*Problem to solve:* Can you output every line of the records as a numbered list, leaving out blank lines and the pictures?

*Input material:*
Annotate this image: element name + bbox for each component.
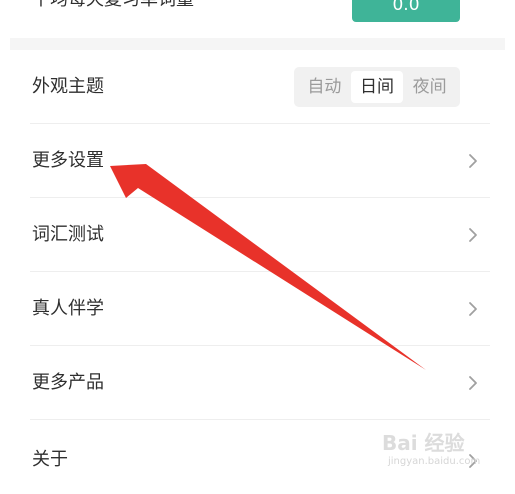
theme-row: 外观主题 自动 日间 夜间 bbox=[30, 50, 490, 124]
daily-review-value[interactable]: 0.0 bbox=[352, 0, 460, 22]
chevron-right-icon bbox=[469, 228, 477, 242]
more-products-row[interactable]: 更多产品 bbox=[30, 346, 490, 420]
theme-option-day[interactable]: 日间 bbox=[350, 71, 404, 103]
theme-option-auto[interactable]: 自动 bbox=[298, 71, 351, 103]
theme-label: 外观主题 bbox=[32, 76, 104, 97]
more-settings-label: 更多设置 bbox=[32, 150, 104, 171]
vocabulary-test-label: 词汇测试 bbox=[32, 224, 104, 245]
baidu-jingyan-watermark: Bai 经验 jingyan.baidu.com bbox=[380, 430, 490, 470]
theme-segmented-control: 自动 日间 夜间 bbox=[294, 67, 460, 107]
chevron-right-icon bbox=[469, 376, 477, 390]
chevron-right-icon bbox=[469, 154, 477, 168]
chevron-right-icon bbox=[469, 302, 477, 316]
more-settings-row[interactable]: 更多设置 bbox=[30, 124, 490, 198]
watermark-url: jingyan.baidu.com bbox=[388, 456, 481, 467]
about-label: 关于 bbox=[32, 449, 68, 470]
study-companion-row[interactable]: 真人伴学 bbox=[30, 272, 490, 346]
more-products-label: 更多产品 bbox=[32, 372, 104, 393]
study-companion-label: 真人伴学 bbox=[32, 298, 104, 319]
vocabulary-test-row[interactable]: 词汇测试 bbox=[30, 198, 490, 272]
daily-review-label: 平均每天复习单词量 bbox=[32, 0, 194, 12]
watermark-logo: Bai 经验 bbox=[382, 431, 465, 455]
section-divider bbox=[10, 38, 505, 50]
daily-review-row: 平均每天复习单词量 0.0 bbox=[0, 0, 515, 36]
theme-option-night[interactable]: 夜间 bbox=[403, 71, 456, 103]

*Complete response:*
1. Annotate this image: element name + bbox for each component.
2. theme-row: 外观主题 自动 日间 夜间 bbox=[30, 50, 490, 124]
3. daily-review-value[interactable]: 0.0 bbox=[352, 0, 460, 22]
4. chevron-right-icon bbox=[469, 228, 477, 242]
5. more-products-row[interactable]: 更多产品 bbox=[30, 346, 490, 420]
6. theme-option-day[interactable]: 日间 bbox=[350, 71, 404, 103]
7. theme-option-auto[interactable]: 自动 bbox=[298, 71, 351, 103]
8. theme-label: 外观主题 bbox=[32, 76, 104, 97]
9. more-settings-label: 更多设置 bbox=[32, 150, 104, 171]
10. vocabulary-test-label: 词汇测试 bbox=[32, 224, 104, 245]
11. baidu-jingyan-watermark: Bai 经验 jingyan.baidu.com bbox=[380, 430, 490, 470]
12. theme-segmented-control: 自动 日间 夜间 bbox=[294, 67, 460, 107]
13. chevron-right-icon bbox=[469, 376, 477, 390]
14. chevron-right-icon bbox=[469, 154, 477, 168]
15. chevron-right-icon bbox=[469, 302, 477, 316]
16. more-settings-row[interactable]: 更多设置 bbox=[30, 124, 490, 198]
17. watermark-url: jingyan.baidu.com bbox=[388, 456, 481, 467]
18. about-label: 关于 bbox=[32, 449, 68, 470]
19. study-companion-row[interactable]: 真人伴学 bbox=[30, 272, 490, 346]
20. more-products-label: 更多产品 bbox=[32, 372, 104, 393]
21. study-companion-label: 真人伴学 bbox=[32, 298, 104, 319]
22. vocabulary-test-row[interactable]: 词汇测试 bbox=[30, 198, 490, 272]
23. daily-review-label: 平均每天复习单词量 bbox=[32, 0, 194, 12]
24. watermark-logo: Bai 经验 bbox=[382, 431, 465, 455]
25. section-divider bbox=[10, 38, 505, 50]
26. daily-review-row: 平均每天复习单词量 0.0 bbox=[0, 0, 515, 36]
27. theme-option-night[interactable]: 夜间 bbox=[403, 71, 456, 103]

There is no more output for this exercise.